The problem:
Repeat, exactly and in full, the lines of the listing below, but without any pictures.

Stored data:
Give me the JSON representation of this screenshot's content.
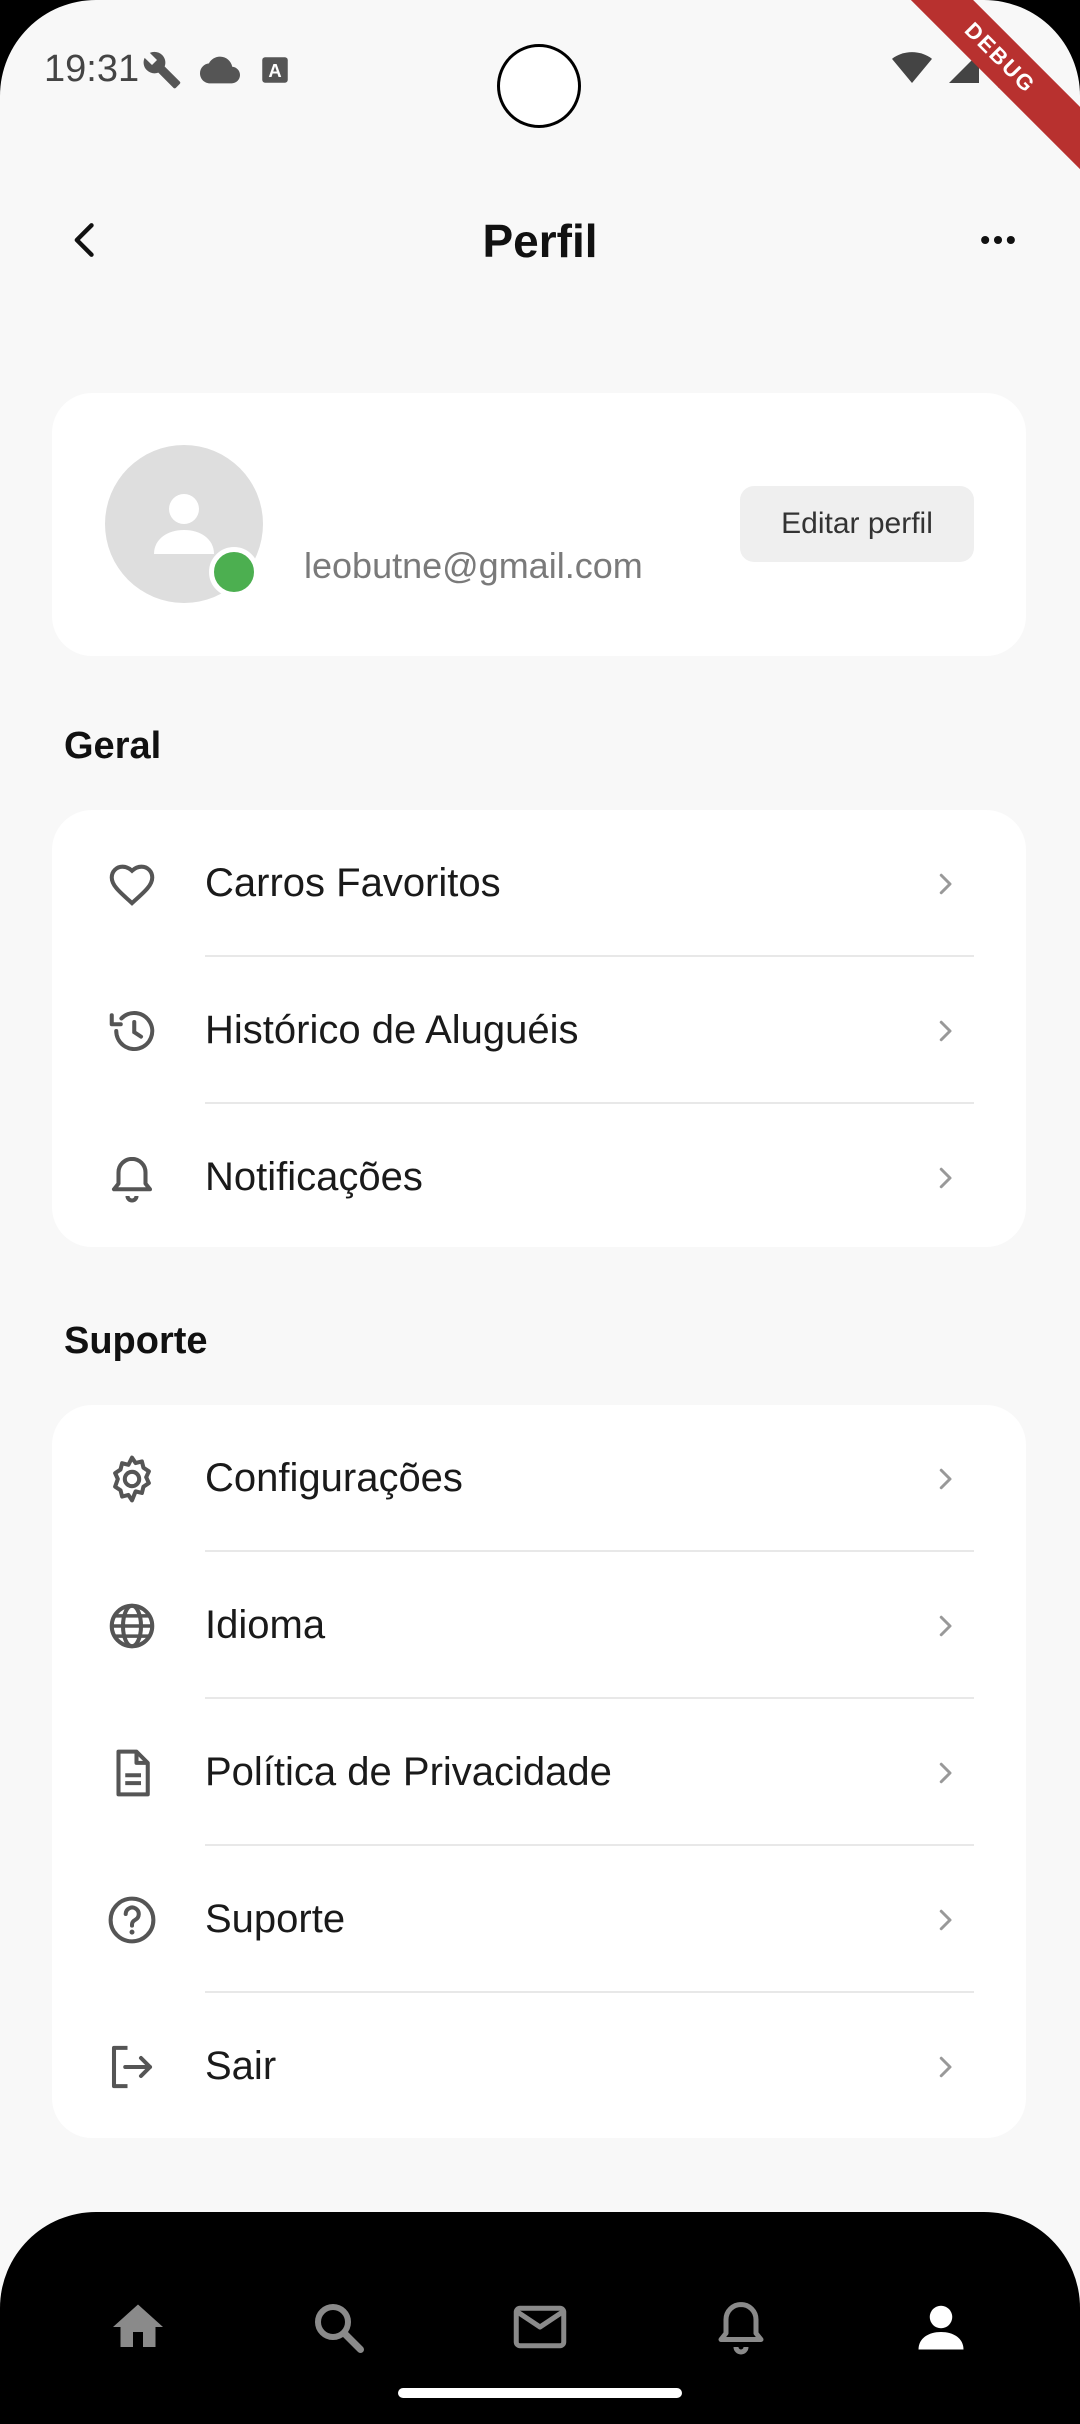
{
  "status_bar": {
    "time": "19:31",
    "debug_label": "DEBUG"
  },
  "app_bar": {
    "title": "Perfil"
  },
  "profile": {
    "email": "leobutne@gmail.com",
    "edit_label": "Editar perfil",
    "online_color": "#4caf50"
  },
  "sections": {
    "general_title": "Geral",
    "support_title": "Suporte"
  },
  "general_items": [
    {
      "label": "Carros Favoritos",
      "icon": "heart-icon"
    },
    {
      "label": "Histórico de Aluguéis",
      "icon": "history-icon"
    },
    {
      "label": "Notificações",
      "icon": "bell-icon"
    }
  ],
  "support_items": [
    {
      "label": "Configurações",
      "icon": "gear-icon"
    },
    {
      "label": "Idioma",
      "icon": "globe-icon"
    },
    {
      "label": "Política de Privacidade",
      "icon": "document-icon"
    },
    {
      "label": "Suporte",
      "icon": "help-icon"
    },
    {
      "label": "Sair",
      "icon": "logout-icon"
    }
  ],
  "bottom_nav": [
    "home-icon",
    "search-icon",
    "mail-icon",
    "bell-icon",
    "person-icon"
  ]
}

Complete response:
Give me the JSON representation of this screenshot's content.
{
  "status_bar": {
    "time": "19:31",
    "debug_label": "DEBUG"
  },
  "app_bar": {
    "title": "Perfil"
  },
  "profile": {
    "email": "leobutne@gmail.com",
    "edit_label": "Editar perfil",
    "online_color": "#4caf50"
  },
  "sections": {
    "general_title": "Geral",
    "support_title": "Suporte"
  },
  "general_items": [
    {
      "label": "Carros Favoritos",
      "icon": "heart-icon"
    },
    {
      "label": "Histórico de Aluguéis",
      "icon": "history-icon"
    },
    {
      "label": "Notificações",
      "icon": "bell-icon"
    }
  ],
  "support_items": [
    {
      "label": "Configurações",
      "icon": "gear-icon"
    },
    {
      "label": "Idioma",
      "icon": "globe-icon"
    },
    {
      "label": "Política de Privacidade",
      "icon": "document-icon"
    },
    {
      "label": "Suporte",
      "icon": "help-icon"
    },
    {
      "label": "Sair",
      "icon": "logout-icon"
    }
  ],
  "bottom_nav": [
    "home-icon",
    "search-icon",
    "mail-icon",
    "bell-icon",
    "person-icon"
  ]
}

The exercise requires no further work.